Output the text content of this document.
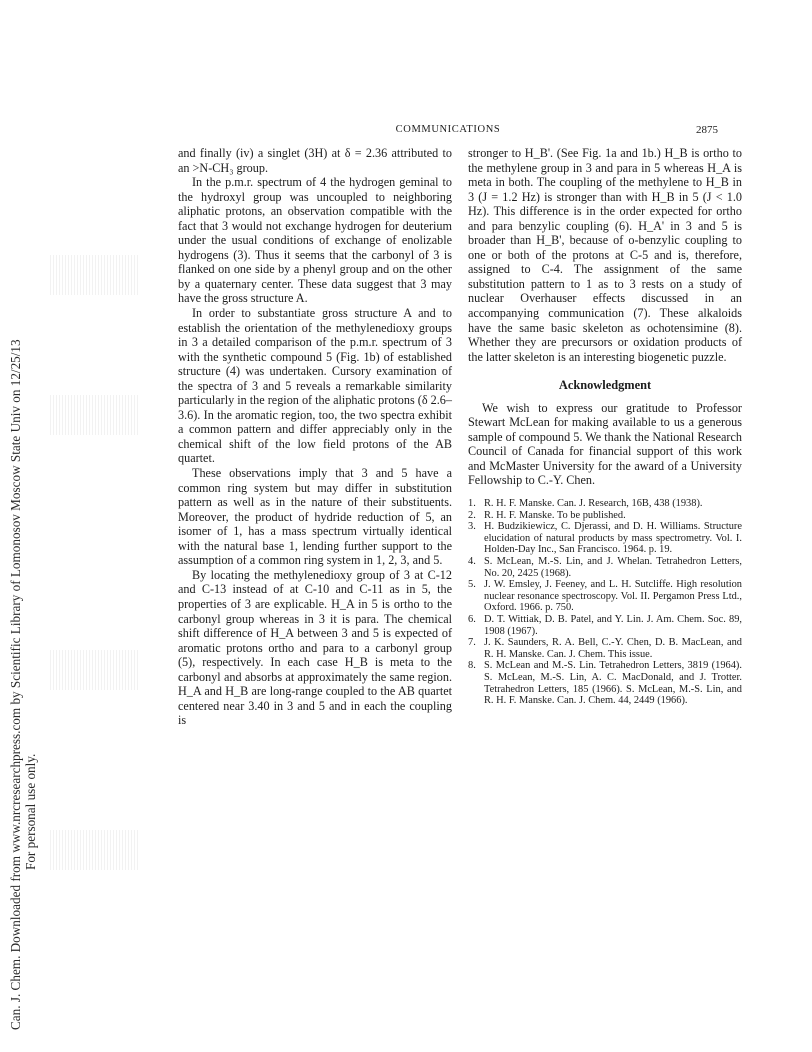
Can. J. Chem. Downloaded from www.nrcresearchpress.com by Scientific Library of Lomonosov Moscow State Univ on 12/25/13 For personal use only.
COMMUNICATIONS	2875

and finally (iv) a singlet (3H) at δ = 2.36 attributed to an >N-CH₃ group.

In the p.m.r. spectrum of 4 the hydrogen geminal to the hydroxyl group was uncoupled to neighboring aliphatic protons, an observation compatible with the fact that 3 would not exchange hydrogen for deuterium under the usual conditions of exchange of enolizable hydrogens (3). Thus it seems that the carbonyl of 3 is flanked on one side by a phenyl group and on the other by a quaternary center. These data suggest that 3 may have the gross structure A.

In order to substantiate gross structure A and to establish the orientation of the methylenedioxy groups in 3 a detailed comparison of the p.m.r. spectrum of 3 with the synthetic compound 5 (Fig. 1b) of established structure (4) was undertaken. Cursory examination of the spectra of 3 and 5 reveals a remarkable similarity particularly in the region of the aliphatic protons (δ 2.6–3.6). In the aromatic region, too, the two spectra exhibit a common pattern and differ appreciably only in the chemical shift of the low field protons of the AB quartet.

These observations imply that 3 and 5 have a common ring system but may differ in substitution pattern as well as in the nature of their substituents. Moreover, the product of hydride reduction of 5, an isomer of 1, has a mass spectrum virtually identical with the natural base 1, lending further support to the assumption of a common ring system in 1, 2, 3, and 5.

By locating the methylenedioxy group of 3 at C-12 and C-13 instead of at C-10 and C-11 as in 5, the properties of 3 are explicable. H_A in 5 is ortho to the carbonyl group whereas in 3 it is para. The chemical shift difference of H_A between 3 and 5 is expected of aromatic protons ortho and para to a carbonyl group (5), respectively. In each case H_B is meta to the carbonyl and absorbs at approximately the same region. H_A and H_B are long-range coupled to the AB quartet centered near 3.40 in 3 and 5 and in each the coupling is

stronger to H_B'. (See Fig. 1a and 1b.) H_B is ortho to the methylene group in 3 and para in 5 whereas H_A is meta in both. The coupling of the methylene to H_B in 3 (J = 1.2 Hz) is stronger than with H_B in 5 (J < 1.0 Hz). This difference is in the order expected for ortho and para benzylic coupling (6). H_A' in 3 and 5 is broader than H_B', because of o-benzylic coupling to one or both of the protons at C-5 and is, therefore, assigned to C-4. The assignment of the same substitution pattern to 1 as to 3 rests on a study of nuclear Overhauser effects discussed in an accompanying communication (7). These alkaloids have the same basic skeleton as ochotensimine (8). Whether they are precursors or oxidation products of the latter skeleton is an interesting biogenetic puzzle.

Acknowledgment

We wish to express our gratitude to Professor Stewart McLean for making available to us a generous sample of compound 5. We thank the National Research Council of Canada for financial support of this work and McMaster University for the award of a University Fellowship to C.-Y. Chen.

1. R. H. F. Manske. Can. J. Research, 16B, 438 (1938).
2. R. H. F. Manske. To be published.
3. H. Budzikiewicz, C. Djerassi, and D. H. Williams. Structure elucidation of natural products by mass spectrometry. Vol. I. Holden-Day Inc., San Francisco. 1964. p. 19.
4. S. McLean, M.-S. Lin, and J. Whelan. Tetrahedron Letters, No. 20, 2425 (1968).
5. J. W. Emsley, J. Feeney, and L. H. Sutcliffe. High resolution nuclear resonance spectroscopy. Vol. II. Pergamon Press Ltd., Oxford. 1966. p. 750.
6. D. T. Wittiak, D. B. Patel, and Y. Lin. J. Am. Chem. Soc. 89, 1908 (1967).
7. J. K. Saunders, R. A. Bell, C.-Y. Chen, D. B. MacLean, and R. H. Manske. Can. J. Chem. This issue.
8. S. McLean and M.-S. Lin. Tetrahedron Letters, 3819 (1964). S. McLean, M.-S. Lin, A. C. MacDonald, and J. Trotter. Tetrahedron Letters, 185 (1966). S. McLean, M.-S. Lin, and R. H. F. Manske. Can. J. Chem. 44, 2449 (1966).
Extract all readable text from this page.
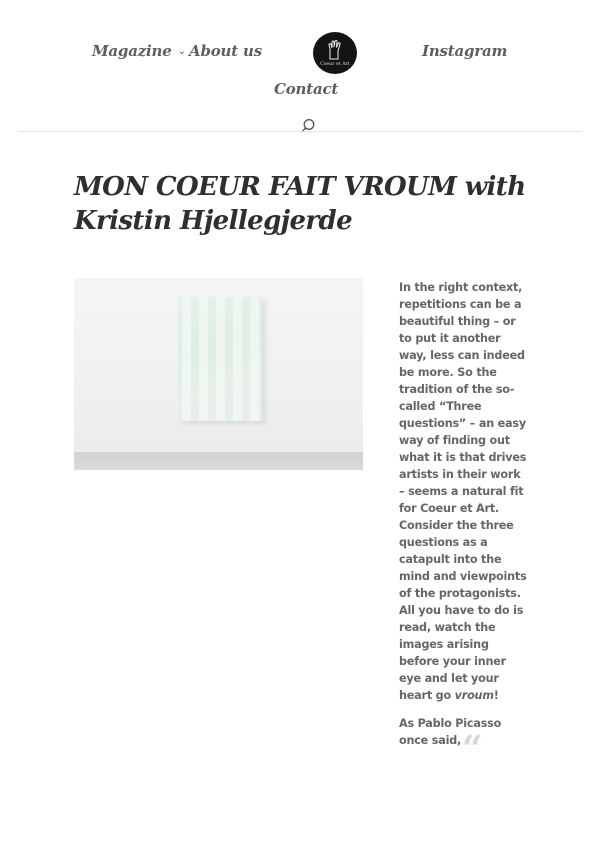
Magazine ⌄ About us
Coeur et Art
Instagram
Contact
MON COEUR FAIT VROUM with
Kristin Hjellegjerde

In the right context, repetitions can be a beautiful thing – or to put it another way, less can indeed be more. So the tradition of the so-called “Three questions” – an easy way of finding out what it is that drives artists in their work – seems a natural fit for Coeur et Art. Consider the three questions as a catapult into the mind and viewpoints of the protagonists. All you have to do is read, watch the images arising before your inner eye and let your heart go vroum!

As Pablo Picasso once said, “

What you are asked to do – State the count of lines with the word "Manske" in them, and write nothing else.

The answer – 4